— Begin —

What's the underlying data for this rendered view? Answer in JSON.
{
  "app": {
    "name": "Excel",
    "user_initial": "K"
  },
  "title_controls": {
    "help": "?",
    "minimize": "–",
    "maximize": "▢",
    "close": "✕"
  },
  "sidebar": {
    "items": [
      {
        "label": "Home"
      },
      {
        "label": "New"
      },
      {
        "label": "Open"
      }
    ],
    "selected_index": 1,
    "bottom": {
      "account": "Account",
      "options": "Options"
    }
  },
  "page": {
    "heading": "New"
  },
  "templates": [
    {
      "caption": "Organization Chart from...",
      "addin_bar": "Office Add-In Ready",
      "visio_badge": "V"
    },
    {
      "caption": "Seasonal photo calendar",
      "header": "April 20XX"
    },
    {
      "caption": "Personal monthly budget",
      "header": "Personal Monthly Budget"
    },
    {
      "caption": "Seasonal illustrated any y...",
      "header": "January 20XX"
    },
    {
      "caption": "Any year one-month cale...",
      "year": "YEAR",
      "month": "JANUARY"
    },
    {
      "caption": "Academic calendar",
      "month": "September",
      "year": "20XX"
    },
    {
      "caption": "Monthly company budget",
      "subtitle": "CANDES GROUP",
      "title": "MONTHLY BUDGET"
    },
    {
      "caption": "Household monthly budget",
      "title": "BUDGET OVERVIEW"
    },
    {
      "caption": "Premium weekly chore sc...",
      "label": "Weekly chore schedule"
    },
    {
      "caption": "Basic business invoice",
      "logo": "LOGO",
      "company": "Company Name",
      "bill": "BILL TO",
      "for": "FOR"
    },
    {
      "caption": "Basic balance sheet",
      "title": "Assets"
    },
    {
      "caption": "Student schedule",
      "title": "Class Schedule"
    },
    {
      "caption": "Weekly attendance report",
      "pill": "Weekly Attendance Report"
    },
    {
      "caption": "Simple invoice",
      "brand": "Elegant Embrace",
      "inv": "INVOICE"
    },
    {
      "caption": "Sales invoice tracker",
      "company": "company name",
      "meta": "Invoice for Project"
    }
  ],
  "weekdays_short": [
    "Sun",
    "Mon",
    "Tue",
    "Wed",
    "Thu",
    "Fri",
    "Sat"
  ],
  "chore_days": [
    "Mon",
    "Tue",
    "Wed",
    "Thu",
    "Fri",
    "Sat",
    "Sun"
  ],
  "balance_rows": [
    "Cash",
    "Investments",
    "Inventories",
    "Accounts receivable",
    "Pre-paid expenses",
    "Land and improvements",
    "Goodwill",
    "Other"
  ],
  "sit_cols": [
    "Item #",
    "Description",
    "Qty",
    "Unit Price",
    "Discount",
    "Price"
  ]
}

— End —
— Begin —

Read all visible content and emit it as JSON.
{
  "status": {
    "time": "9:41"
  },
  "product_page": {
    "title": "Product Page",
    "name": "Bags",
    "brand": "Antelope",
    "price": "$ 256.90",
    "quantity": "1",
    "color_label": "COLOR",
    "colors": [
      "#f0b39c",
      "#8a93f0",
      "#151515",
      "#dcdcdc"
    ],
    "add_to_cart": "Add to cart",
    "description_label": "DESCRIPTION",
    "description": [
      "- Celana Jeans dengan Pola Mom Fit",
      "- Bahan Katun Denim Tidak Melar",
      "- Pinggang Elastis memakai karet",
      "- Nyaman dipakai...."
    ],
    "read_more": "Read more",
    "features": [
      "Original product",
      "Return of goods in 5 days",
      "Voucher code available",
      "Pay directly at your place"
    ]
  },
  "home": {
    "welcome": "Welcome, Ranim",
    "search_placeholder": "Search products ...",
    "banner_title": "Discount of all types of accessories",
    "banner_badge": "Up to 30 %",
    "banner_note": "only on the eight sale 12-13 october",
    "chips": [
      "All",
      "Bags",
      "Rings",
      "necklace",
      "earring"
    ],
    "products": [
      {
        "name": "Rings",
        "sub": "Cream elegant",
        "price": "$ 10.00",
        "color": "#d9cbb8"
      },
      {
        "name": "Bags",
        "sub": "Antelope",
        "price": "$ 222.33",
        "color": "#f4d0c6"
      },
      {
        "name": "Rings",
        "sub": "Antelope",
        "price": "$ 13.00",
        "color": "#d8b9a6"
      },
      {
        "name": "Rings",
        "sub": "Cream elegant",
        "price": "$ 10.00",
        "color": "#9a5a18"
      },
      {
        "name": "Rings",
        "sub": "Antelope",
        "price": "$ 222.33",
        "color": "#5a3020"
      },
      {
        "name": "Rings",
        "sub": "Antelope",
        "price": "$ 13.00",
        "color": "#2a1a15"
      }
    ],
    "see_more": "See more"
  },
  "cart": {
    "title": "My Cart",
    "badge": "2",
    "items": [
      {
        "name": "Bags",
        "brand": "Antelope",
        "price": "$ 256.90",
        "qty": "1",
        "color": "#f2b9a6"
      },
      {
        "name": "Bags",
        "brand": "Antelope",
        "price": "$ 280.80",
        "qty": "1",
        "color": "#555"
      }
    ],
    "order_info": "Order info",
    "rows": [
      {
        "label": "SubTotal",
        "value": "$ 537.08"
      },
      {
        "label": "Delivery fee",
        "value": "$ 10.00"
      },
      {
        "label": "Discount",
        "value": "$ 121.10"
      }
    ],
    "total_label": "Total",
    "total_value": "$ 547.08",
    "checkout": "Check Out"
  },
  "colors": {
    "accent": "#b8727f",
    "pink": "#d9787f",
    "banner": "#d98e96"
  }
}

— End —

**Directive:** Copy each line above where the string "company" occurs.

**Task result:**
      "caption": "Monthly company budget",
      "company": "Company Name",
      "company": "company name",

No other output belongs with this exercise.